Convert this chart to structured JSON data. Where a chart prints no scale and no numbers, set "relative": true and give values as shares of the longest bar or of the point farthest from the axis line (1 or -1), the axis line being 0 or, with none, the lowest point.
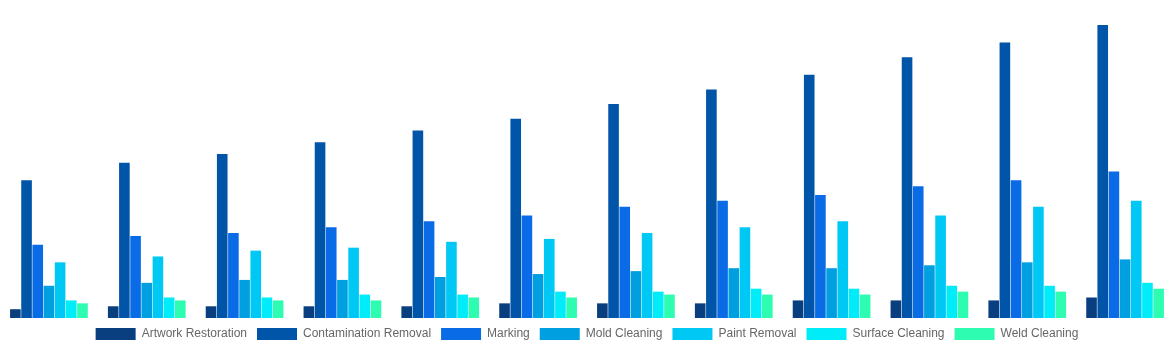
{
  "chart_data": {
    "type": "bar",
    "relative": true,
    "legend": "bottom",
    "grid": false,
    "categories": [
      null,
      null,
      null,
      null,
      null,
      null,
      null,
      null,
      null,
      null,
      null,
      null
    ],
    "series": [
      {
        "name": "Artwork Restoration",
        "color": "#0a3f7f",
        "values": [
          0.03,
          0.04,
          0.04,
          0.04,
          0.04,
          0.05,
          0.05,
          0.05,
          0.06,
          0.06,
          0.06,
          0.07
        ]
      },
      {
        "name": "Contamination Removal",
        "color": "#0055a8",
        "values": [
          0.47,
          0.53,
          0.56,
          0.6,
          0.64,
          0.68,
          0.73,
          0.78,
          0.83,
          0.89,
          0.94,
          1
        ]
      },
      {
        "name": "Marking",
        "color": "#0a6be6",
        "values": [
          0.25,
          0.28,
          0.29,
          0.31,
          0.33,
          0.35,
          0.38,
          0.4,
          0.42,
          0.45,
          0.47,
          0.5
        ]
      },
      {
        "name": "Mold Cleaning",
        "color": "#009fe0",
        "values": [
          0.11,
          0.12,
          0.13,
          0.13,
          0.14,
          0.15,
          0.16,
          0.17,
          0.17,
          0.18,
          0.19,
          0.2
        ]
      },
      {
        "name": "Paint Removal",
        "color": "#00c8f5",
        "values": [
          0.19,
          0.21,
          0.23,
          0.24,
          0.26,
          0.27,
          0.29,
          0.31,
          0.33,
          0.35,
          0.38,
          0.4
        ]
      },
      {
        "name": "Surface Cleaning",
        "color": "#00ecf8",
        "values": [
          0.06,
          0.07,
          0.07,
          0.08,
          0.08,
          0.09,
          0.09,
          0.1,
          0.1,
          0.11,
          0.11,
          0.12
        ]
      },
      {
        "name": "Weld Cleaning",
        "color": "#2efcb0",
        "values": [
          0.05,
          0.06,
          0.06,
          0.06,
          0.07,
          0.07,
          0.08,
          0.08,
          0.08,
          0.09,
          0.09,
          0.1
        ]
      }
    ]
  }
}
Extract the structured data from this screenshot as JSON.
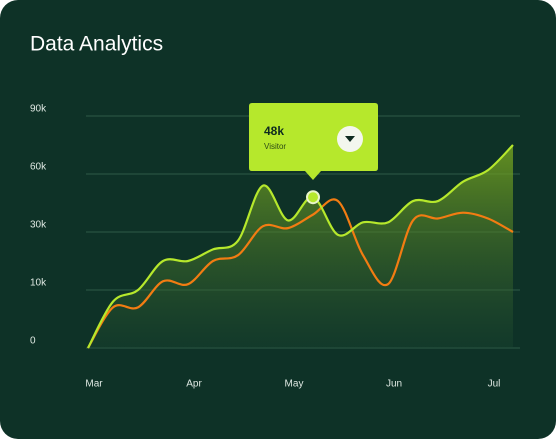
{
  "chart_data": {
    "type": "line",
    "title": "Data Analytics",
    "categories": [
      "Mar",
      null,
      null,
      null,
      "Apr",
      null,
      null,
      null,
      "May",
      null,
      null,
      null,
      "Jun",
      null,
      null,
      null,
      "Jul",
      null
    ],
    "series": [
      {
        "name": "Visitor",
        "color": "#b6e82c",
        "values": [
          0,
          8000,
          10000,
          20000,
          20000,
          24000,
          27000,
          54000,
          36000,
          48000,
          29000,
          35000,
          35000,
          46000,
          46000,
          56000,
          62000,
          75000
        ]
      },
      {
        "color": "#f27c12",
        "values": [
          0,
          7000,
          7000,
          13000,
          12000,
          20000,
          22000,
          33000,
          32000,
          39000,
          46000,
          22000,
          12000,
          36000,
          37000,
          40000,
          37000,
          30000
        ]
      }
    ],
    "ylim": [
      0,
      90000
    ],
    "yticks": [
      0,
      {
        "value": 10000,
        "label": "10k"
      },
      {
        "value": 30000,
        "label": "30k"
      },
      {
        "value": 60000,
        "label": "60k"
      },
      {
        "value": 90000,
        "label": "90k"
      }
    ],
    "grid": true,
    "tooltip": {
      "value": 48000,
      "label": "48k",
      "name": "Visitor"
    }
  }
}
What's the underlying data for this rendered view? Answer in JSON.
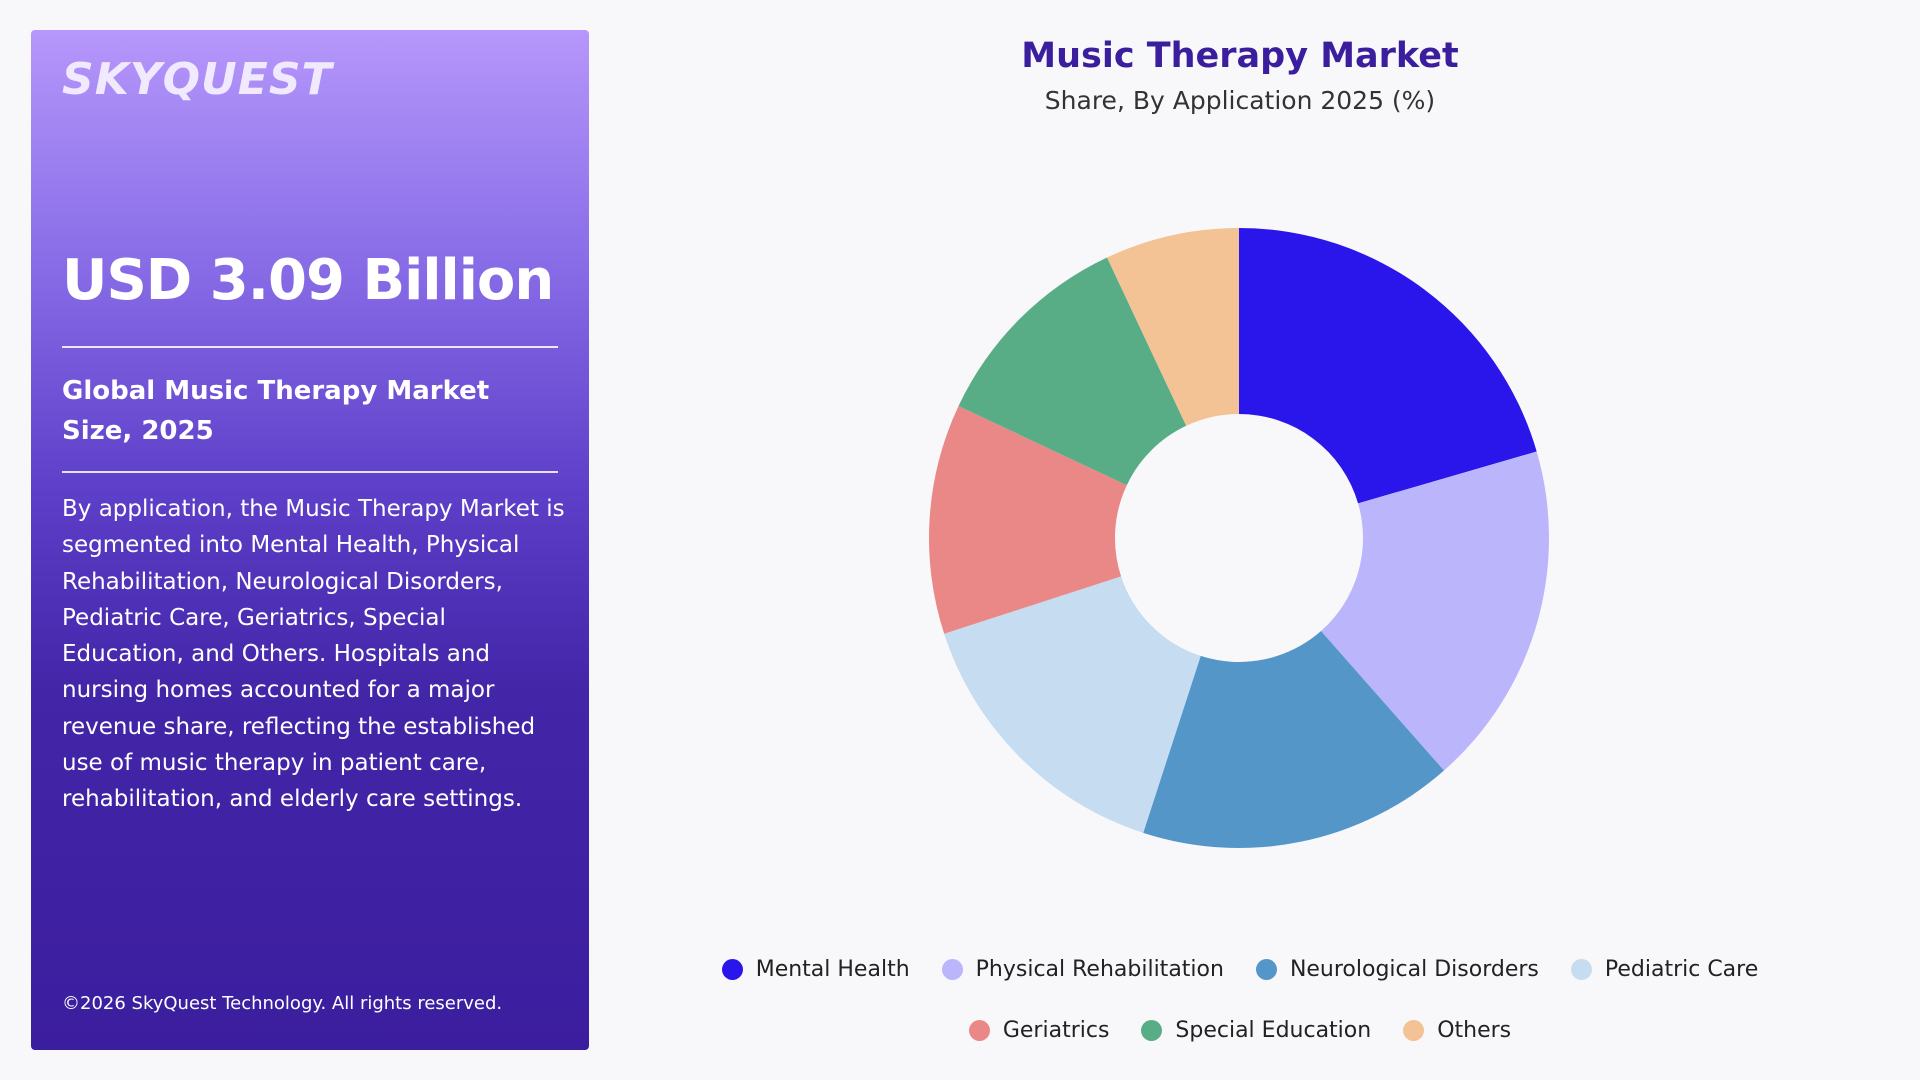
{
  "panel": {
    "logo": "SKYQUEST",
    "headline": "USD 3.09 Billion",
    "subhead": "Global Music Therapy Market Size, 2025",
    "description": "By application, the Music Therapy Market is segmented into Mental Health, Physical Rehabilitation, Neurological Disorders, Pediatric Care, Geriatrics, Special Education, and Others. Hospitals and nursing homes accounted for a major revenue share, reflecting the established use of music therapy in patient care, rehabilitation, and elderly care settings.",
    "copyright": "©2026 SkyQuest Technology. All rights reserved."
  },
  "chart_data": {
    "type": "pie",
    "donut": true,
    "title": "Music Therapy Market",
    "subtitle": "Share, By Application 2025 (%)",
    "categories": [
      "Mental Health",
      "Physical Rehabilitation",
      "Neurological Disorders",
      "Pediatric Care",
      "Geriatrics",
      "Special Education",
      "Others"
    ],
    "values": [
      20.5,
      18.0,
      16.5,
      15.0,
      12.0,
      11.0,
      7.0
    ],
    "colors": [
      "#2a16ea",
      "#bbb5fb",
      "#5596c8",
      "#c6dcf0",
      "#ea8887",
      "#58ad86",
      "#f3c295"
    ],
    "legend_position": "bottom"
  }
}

> _WHAT YOU WILL DO_:
Extract all lines that hold the word "Care".

> _THE REPLY_:
    "description": "By application, the Music Therapy Market is segmented into Mental Health, Physical Rehabilitation, Neurological Disorders, Pediatric Care, Geriatrics, Special Education, and Others. Hospitals and nursing homes accounted for a major revenue share, reflecting the established use of music therapy in patient care, rehabilitation, and elderly care settings.",
      "Pediatric Care",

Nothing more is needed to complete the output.